=== Data for the task ===
►

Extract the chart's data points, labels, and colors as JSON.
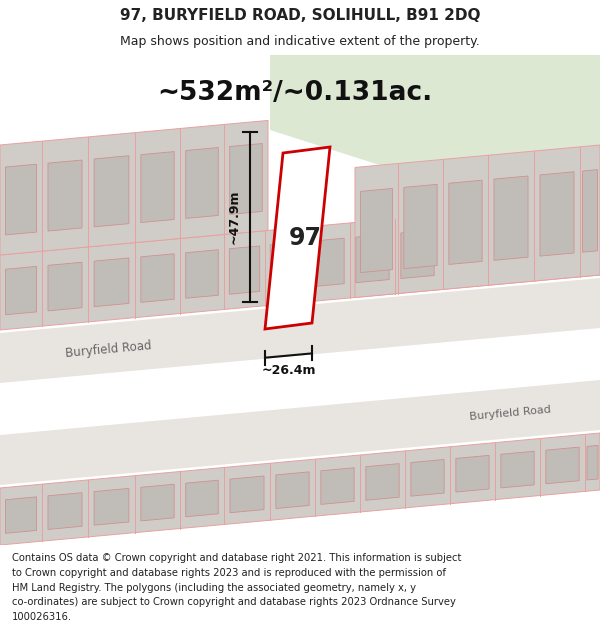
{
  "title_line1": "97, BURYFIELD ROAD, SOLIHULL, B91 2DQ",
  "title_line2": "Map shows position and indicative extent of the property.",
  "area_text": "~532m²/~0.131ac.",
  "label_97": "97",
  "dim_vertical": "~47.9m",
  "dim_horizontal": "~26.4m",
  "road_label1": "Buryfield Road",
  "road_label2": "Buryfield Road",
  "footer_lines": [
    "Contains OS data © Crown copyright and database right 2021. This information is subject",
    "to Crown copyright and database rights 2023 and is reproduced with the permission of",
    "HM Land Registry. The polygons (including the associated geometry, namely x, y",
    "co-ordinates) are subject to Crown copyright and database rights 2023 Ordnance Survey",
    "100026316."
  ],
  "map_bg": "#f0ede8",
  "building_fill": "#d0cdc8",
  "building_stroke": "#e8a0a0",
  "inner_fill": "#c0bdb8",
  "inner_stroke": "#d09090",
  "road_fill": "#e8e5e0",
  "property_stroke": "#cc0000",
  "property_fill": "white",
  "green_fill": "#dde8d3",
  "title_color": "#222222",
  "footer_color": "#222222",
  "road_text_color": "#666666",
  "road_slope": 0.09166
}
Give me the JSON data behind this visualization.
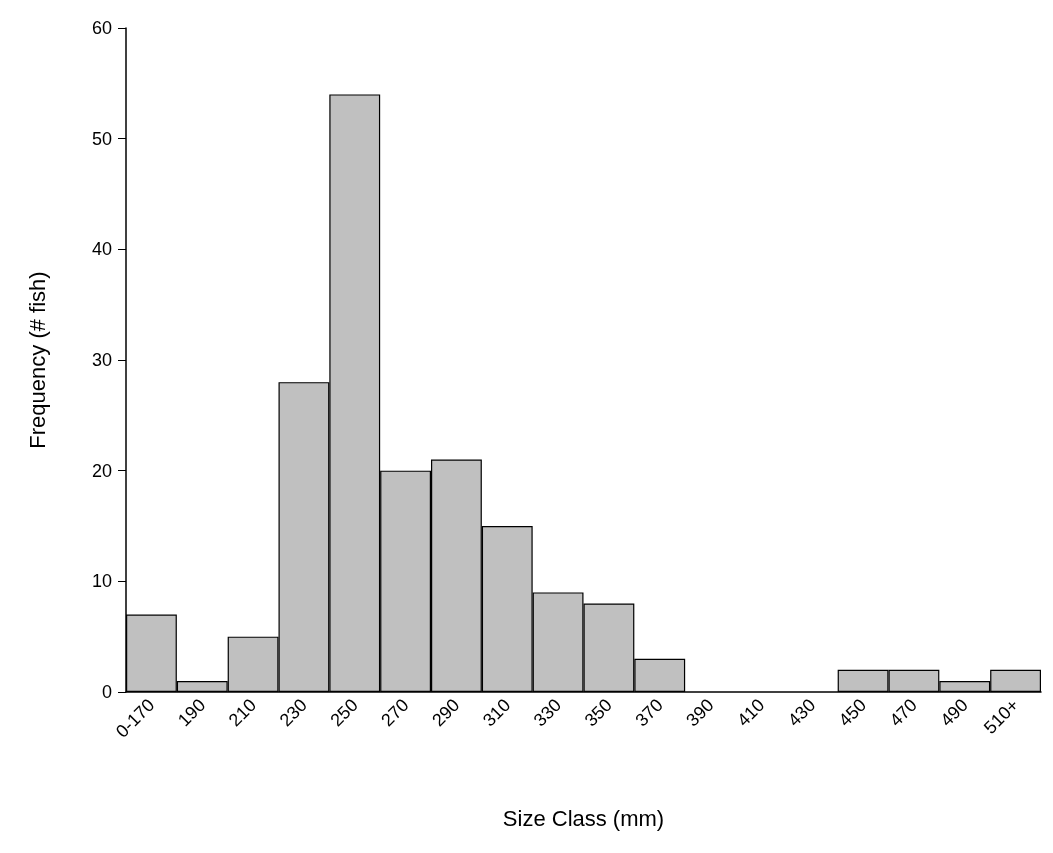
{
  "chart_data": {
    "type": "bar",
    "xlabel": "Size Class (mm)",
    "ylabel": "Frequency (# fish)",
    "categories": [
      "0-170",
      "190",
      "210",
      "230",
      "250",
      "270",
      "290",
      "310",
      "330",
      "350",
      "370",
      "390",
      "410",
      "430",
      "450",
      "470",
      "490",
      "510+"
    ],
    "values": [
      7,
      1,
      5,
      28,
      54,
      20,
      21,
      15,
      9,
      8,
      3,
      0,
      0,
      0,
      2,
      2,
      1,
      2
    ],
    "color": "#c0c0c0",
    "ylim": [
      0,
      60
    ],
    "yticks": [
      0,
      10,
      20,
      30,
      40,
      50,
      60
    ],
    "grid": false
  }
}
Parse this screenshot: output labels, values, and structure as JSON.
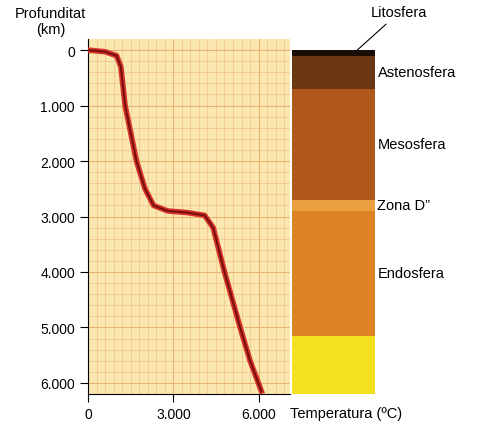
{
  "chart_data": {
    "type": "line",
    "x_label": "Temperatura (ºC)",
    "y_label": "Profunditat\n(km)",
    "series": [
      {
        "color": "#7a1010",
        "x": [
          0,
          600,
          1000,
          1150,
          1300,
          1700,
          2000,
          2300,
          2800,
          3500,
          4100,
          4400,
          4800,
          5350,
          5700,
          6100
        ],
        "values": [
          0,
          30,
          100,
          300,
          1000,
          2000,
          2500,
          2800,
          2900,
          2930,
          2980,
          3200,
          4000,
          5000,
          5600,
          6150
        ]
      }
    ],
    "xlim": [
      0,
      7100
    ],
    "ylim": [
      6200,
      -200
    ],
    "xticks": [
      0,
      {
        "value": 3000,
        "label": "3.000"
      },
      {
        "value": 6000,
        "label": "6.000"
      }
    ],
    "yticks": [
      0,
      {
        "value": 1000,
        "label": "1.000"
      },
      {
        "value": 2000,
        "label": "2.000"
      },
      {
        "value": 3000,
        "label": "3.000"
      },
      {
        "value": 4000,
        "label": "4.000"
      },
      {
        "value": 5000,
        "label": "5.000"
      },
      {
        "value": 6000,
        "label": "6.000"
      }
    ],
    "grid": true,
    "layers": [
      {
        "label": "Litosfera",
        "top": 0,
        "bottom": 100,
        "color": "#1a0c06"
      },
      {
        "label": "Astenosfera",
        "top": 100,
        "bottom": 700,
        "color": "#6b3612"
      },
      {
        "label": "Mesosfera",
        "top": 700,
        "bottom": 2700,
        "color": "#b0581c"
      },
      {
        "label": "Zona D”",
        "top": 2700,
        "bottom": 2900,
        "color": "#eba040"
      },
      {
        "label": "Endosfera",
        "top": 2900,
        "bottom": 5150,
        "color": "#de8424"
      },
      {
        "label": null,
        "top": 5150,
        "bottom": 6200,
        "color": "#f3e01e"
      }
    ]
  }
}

◄
►

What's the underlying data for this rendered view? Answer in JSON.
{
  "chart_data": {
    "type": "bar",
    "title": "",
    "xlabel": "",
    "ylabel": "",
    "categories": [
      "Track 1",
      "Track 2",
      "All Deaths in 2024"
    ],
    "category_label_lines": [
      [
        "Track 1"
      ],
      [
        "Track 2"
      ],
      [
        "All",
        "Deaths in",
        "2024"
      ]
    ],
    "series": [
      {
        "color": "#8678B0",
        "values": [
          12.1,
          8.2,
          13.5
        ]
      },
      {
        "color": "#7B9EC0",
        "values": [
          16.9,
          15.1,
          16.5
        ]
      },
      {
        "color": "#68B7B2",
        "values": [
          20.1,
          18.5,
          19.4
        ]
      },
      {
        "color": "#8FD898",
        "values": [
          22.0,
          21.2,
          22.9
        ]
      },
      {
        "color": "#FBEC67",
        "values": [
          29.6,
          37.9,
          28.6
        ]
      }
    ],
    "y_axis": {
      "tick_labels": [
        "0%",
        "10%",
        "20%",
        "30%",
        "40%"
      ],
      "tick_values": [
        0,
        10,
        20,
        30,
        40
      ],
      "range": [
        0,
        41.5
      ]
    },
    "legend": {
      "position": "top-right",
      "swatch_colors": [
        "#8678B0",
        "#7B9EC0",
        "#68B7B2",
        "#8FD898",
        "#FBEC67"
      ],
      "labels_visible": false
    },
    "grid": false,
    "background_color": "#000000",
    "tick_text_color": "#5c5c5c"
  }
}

◄

=== Given instruction ===
State the number of lines in these entries that include the string "copyright". Provide nothing beyond that number.

=== Answer to this task ===
3